** Begin Dataset entries **

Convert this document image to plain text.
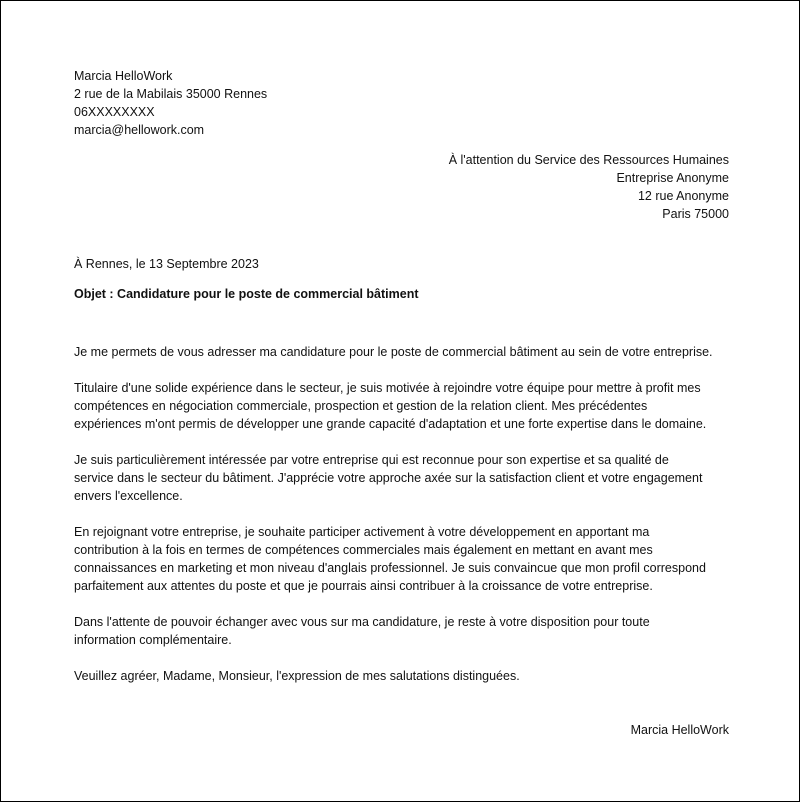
Marcia HelloWork
2 rue de la Mabilais 35000 Rennes
06XXXXXXXX
marcia@hellowork.com
À l'attention du Service des Ressources Humaines
Entreprise Anonyme
12 rue Anonyme
Paris 75000
À Rennes, le 13 Septembre 2023
Objet : Candidature pour le poste de commercial bâtiment
Je me permets de vous adresser ma candidature pour le poste de commercial bâtiment au sein de votre entreprise.
Titulaire d'une solide expérience dans le secteur, je suis motivée à rejoindre votre équipe pour mettre à profit mes
compétences en négociation commerciale, prospection et gestion de la relation client. Mes précédentes
expériences m'ont permis de développer une grande capacité d'adaptation et une forte expertise dans le domaine.
Je suis particulièrement intéressée par votre entreprise qui est reconnue pour son expertise et sa qualité de
service dans le secteur du bâtiment. J'apprécie votre approche axée sur la satisfaction client et votre engagement
envers l'excellence.
En rejoignant votre entreprise, je souhaite participer activement à votre développement en apportant ma
contribution à la fois en termes de compétences commerciales mais également en mettant en avant mes
connaissances en marketing et mon niveau d'anglais professionnel. Je suis convaincue que mon profil correspond
parfaitement aux attentes du poste et que je pourrais ainsi contribuer à la croissance de votre entreprise.
Dans l'attente de pouvoir échanger avec vous sur ma candidature, je reste à votre disposition pour toute
information complémentaire.
Veuillez agréer, Madame, Monsieur, l'expression de mes salutations distinguées.
Marcia HelloWork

** End Dataset entries **

Retype each line of the listing above word for word. Exclude the pictures.

Convert this document image to plain text.
Marcia HelloWork
2 rue de la Mabilais 35000 Rennes
06XXXXXXXX
marcia@hellowork.com
À l'attention du Service des Ressources Humaines
Entreprise Anonyme
12 rue Anonyme
Paris 75000
À Rennes, le 13 Septembre 2023
Objet : Candidature pour le poste de commercial bâtiment
Je me permets de vous adresser ma candidature pour le poste de commercial bâtiment au sein de votre entreprise.
Titulaire d'une solide expérience dans le secteur, je suis motivée à rejoindre votre équipe pour mettre à profit mes
compétences en négociation commerciale, prospection et gestion de la relation client. Mes précédentes
expériences m'ont permis de développer une grande capacité d'adaptation et une forte expertise dans le domaine.
Je suis particulièrement intéressée par votre entreprise qui est reconnue pour son expertise et sa qualité de
service dans le secteur du bâtiment. J'apprécie votre approche axée sur la satisfaction client et votre engagement
envers l'excellence.
En rejoignant votre entreprise, je souhaite participer activement à votre développement en apportant ma
contribution à la fois en termes de compétences commerciales mais également en mettant en avant mes
connaissances en marketing et mon niveau d'anglais professionnel. Je suis convaincue que mon profil correspond
parfaitement aux attentes du poste et que je pourrais ainsi contribuer à la croissance de votre entreprise.
Dans l'attente de pouvoir échanger avec vous sur ma candidature, je reste à votre disposition pour toute
information complémentaire.
Veuillez agréer, Madame, Monsieur, l'expression de mes salutations distinguées.
Marcia HelloWork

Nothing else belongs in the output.